The entries below are to be repeated exactly as they stand.

(Some records)

━━━━━━━━

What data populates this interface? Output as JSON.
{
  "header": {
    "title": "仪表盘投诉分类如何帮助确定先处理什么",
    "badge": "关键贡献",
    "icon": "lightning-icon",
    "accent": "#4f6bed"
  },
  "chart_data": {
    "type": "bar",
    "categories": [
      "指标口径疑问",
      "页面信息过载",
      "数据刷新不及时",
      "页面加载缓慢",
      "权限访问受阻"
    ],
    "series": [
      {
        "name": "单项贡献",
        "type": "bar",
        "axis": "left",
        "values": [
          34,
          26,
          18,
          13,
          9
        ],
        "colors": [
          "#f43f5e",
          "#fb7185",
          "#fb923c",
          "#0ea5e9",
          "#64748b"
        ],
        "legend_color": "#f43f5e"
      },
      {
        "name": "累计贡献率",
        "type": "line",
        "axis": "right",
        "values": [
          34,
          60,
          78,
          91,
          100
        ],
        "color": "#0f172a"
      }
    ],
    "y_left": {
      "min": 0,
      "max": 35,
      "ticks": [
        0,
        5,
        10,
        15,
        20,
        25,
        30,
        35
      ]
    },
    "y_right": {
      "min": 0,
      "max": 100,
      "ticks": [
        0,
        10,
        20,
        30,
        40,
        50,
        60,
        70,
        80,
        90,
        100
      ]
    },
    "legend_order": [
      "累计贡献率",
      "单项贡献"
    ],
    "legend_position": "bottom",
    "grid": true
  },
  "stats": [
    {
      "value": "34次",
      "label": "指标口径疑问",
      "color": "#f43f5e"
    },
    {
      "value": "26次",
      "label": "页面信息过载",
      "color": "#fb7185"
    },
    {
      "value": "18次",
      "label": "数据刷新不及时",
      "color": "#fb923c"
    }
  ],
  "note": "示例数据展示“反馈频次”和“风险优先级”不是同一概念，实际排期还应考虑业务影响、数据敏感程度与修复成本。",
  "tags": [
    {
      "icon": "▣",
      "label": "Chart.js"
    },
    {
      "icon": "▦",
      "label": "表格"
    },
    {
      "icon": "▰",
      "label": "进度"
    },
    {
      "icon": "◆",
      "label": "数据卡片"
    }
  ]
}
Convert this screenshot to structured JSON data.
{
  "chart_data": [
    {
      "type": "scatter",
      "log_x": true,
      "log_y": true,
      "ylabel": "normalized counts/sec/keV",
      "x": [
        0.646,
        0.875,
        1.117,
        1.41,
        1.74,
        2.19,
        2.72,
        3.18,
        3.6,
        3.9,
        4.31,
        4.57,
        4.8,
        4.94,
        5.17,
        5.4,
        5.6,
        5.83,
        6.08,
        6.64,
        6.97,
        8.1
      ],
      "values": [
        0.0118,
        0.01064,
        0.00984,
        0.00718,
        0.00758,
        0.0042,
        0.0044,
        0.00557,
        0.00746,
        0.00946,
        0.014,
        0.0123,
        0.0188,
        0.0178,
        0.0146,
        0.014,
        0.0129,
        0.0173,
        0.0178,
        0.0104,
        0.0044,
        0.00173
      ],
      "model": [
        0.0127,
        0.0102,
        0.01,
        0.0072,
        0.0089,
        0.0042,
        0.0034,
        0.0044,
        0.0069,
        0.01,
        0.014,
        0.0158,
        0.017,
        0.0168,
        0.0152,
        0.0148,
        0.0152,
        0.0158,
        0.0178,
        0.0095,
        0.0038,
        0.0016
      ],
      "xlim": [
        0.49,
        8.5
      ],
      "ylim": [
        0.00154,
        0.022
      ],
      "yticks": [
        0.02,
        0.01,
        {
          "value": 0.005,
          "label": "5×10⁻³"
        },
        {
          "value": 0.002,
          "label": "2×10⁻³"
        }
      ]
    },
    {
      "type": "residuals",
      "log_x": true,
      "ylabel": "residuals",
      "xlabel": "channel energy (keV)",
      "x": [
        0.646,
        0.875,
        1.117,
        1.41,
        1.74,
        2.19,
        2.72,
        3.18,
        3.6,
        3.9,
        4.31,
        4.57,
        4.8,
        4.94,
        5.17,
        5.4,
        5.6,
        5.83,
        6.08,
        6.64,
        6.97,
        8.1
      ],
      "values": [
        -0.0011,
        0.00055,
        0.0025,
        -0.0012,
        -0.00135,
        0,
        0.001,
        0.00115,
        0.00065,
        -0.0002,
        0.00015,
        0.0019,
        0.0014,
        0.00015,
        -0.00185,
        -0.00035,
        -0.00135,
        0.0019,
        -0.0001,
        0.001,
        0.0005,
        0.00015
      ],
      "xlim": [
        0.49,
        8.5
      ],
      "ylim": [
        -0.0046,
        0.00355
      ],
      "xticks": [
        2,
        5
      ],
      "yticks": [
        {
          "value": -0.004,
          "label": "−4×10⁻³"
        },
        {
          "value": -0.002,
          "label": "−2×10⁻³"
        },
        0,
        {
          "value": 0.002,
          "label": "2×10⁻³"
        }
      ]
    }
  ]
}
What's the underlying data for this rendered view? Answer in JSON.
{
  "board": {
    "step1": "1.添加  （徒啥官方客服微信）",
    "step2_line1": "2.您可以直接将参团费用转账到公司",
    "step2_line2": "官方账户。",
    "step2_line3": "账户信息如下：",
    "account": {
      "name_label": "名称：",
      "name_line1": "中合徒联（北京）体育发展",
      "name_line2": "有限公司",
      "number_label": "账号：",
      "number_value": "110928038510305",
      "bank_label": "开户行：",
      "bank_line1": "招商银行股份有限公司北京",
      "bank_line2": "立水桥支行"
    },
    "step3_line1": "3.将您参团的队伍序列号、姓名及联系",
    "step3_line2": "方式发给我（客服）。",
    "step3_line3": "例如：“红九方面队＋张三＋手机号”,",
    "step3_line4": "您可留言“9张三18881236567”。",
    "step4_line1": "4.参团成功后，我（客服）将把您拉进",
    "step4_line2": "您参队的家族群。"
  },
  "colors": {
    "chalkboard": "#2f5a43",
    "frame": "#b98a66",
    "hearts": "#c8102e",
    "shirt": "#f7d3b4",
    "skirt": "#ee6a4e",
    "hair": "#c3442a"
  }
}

━━━━━━━━

- _Correct response_
What data populates this interface? Output as JSON.
{
  "header": {
    "title": "仪表盘投诉分类如何帮助确定先处理什么",
    "badge": "关键贡献",
    "icon": "lightning-icon",
    "accent": "#4f6bed"
  },
  "chart_data": {
    "type": "bar",
    "categories": [
      "指标口径疑问",
      "页面信息过载",
      "数据刷新不及时",
      "页面加载缓慢",
      "权限访问受阻"
    ],
    "series": [
      {
        "name": "单项贡献",
        "type": "bar",
        "axis": "left",
        "values": [
          34,
          26,
          18,
          13,
          9
        ],
        "colors": [
          "#f43f5e",
          "#fb7185",
          "#fb923c",
          "#0ea5e9",
          "#64748b"
        ],
        "legend_color": "#f43f5e"
      },
      {
        "name": "累计贡献率",
        "type": "line",
        "axis": "right",
        "values": [
          34,
          60,
          78,
          91,
          100
        ],
        "color": "#0f172a"
      }
    ],
    "y_left": {
      "min": 0,
      "max": 35,
      "ticks": [
        0,
        5,
        10,
        15,
        20,
        25,
        30,
        35
      ]
    },
    "y_right": {
      "min": 0,
      "max": 100,
      "ticks": [
        0,
        10,
        20,
        30,
        40,
        50,
        60,
        70,
        80,
        90,
        100
      ]
    },
    "legend_order": [
      "累计贡献率",
      "单项贡献"
    ],
    "legend_position": "bottom",
    "grid": true
  },
  "stats": [
    {
      "value": "34次",
      "label": "指标口径疑问",
      "color": "#f43f5e"
    },
    {
      "value": "26次",
      "label": "页面信息过载",
      "color": "#fb7185"
    },
    {
      "value": "18次",
      "label": "数据刷新不及时",
      "color": "#fb923c"
    }
  ],
  "note": "示例数据展示“反馈频次”和“风险优先级”不是同一概念，实际排期还应考虑业务影响、数据敏感程度与修复成本。",
  "tags": [
    {
      "icon": "▣",
      "label": "Chart.js"
    },
    {
      "icon": "▦",
      "label": "表格"
    },
    {
      "icon": "▰",
      "label": "进度"
    },
    {
      "icon": "◆",
      "label": "数据卡片"
    }
  ]
}
Convert this screenshot to structured JSON data.
{
  "chart_data": [
    {
      "type": "scatter",
      "log_x": true,
      "log_y": true,
      "ylabel": "normalized counts/sec/keV",
      "x": [
        0.646,
        0.875,
        1.117,
        1.41,
        1.74,
        2.19,
        2.72,
        3.18,
        3.6,
        3.9,
        4.31,
        4.57,
        4.8,
        4.94,
        5.17,
        5.4,
        5.6,
        5.83,
        6.08,
        6.64,
        6.97,
        8.1
      ],
      "values": [
        0.0118,
        0.01064,
        0.00984,
        0.00718,
        0.00758,
        0.0042,
        0.0044,
        0.00557,
        0.00746,
        0.00946,
        0.014,
        0.0123,
        0.0188,
        0.0178,
        0.0146,
        0.014,
        0.0129,
        0.0173,
        0.0178,
        0.0104,
        0.0044,
        0.00173
      ],
      "model": [
        0.0127,
        0.0102,
        0.01,
        0.0072,
        0.0089,
        0.0042,
        0.0034,
        0.0044,
        0.0069,
        0.01,
        0.014,
        0.0158,
        0.017,
        0.0168,
        0.0152,
        0.0148,
        0.0152,
        0.0158,
        0.0178,
        0.0095,
        0.0038,
        0.0016
      ],
      "xlim": [
        0.49,
        8.5
      ],
      "ylim": [
        0.00154,
        0.022
      ],
      "yticks": [
        0.02,
        0.01,
        {
          "value": 0.005,
          "label": "5×10⁻³"
        },
        {
          "value": 0.002,
          "label": "2×10⁻³"
        }
      ]
    },
    {
      "type": "residuals",
      "log_x": true,
      "ylabel": "residuals",
      "xlabel": "channel energy (keV)",
      "x": [
        0.646,
        0.875,
        1.117,
        1.41,
        1.74,
        2.19,
        2.72,
        3.18,
        3.6,
        3.9,
        4.31,
        4.57,
        4.8,
        4.94,
        5.17,
        5.4,
        5.6,
        5.83,
        6.08,
        6.64,
        6.97,
        8.1
      ],
      "values": [
        -0.0011,
        0.00055,
        0.0025,
        -0.0012,
        -0.00135,
        0,
        0.001,
        0.00115,
        0.00065,
        -0.0002,
        0.00015,
        0.0019,
        0.0014,
        0.00015,
        -0.00185,
        -0.00035,
        -0.00135,
        0.0019,
        -0.0001,
        0.001,
        0.0005,
        0.00015
      ],
      "xlim": [
        0.49,
        8.5
      ],
      "ylim": [
        -0.0046,
        0.00355
      ],
      "xticks": [
        2,
        5
      ],
      "yticks": [
        {
          "value": -0.004,
          "label": "−4×10⁻³"
        },
        {
          "value": -0.002,
          "label": "−2×10⁻³"
        },
        0,
        {
          "value": 0.002,
          "label": "2×10⁻³"
        }
      ]
    }
  ]
}
What's the underlying data for this rendered view? Answer in JSON.
{
  "board": {
    "step1": "1.添加  （徒啥官方客服微信）",
    "step2_line1": "2.您可以直接将参团费用转账到公司",
    "step2_line2": "官方账户。",
    "step2_line3": "账户信息如下：",
    "account": {
      "name_label": "名称：",
      "name_line1": "中合徒联（北京）体育发展",
      "name_line2": "有限公司",
      "number_label": "账号：",
      "number_value": "110928038510305",
      "bank_label": "开户行：",
      "bank_line1": "招商银行股份有限公司北京",
      "bank_line2": "立水桥支行"
    },
    "step3_line1": "3.将您参团的队伍序列号、姓名及联系",
    "step3_line2": "方式发给我（客服）。",
    "step3_line3": "例如：“红九方面队＋张三＋手机号”,",
    "step3_line4": "您可留言“9张三18881236567”。",
    "step4_line1": "4.参团成功后，我（客服）将把您拉进",
    "step4_line2": "您参队的家族群。"
  },
  "colors": {
    "chalkboard": "#2f5a43",
    "frame": "#b98a66",
    "hearts": "#c8102e",
    "shirt": "#f7d3b4",
    "skirt": "#ee6a4e",
    "hair": "#c3442a"
  }
}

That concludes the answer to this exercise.